* Goal of the exercise
Using the material below, copy every line where "أيها" appears.

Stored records

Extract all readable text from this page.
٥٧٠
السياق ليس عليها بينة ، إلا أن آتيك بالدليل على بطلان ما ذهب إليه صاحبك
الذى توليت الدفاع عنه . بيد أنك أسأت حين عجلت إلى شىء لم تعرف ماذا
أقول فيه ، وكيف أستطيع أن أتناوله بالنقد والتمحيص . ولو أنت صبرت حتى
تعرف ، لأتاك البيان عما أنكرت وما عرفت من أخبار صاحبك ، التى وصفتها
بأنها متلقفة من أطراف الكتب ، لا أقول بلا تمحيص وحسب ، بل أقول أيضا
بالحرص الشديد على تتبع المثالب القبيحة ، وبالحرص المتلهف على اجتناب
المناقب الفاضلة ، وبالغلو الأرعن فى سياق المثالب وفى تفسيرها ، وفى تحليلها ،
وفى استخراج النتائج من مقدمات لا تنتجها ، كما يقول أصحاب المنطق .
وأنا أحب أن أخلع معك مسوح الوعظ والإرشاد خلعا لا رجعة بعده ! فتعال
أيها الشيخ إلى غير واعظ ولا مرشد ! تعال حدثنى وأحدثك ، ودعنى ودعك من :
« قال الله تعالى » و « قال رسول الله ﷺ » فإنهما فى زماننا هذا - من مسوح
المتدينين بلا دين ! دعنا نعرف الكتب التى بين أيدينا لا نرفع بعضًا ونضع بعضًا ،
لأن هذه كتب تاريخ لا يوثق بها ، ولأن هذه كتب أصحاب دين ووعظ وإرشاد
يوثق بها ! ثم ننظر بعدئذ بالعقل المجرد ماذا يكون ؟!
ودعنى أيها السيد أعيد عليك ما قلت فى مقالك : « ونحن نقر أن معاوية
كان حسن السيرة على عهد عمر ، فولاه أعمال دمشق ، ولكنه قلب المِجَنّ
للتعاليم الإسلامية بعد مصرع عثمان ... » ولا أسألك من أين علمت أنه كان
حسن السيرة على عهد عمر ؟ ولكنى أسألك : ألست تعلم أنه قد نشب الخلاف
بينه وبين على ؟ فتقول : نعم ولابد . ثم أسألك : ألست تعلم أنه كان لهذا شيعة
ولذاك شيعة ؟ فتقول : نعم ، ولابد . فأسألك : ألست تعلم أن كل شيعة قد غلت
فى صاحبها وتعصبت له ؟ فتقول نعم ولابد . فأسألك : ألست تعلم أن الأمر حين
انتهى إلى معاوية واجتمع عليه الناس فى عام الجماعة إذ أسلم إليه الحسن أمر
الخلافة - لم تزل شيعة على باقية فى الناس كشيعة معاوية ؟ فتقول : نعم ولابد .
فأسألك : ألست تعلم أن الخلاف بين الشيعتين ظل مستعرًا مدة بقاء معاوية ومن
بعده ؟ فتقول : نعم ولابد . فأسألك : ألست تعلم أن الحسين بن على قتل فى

* Solution to the problem
أيها الشيخ إلى غير واعظ ولا مرشد ! تعال حدثنى وأحدثك ، ودعنى ودعك من :
ودعنى أيها السيد أعيد عليك ما قلت فى مقالك : « ونحن نقر أن معاوية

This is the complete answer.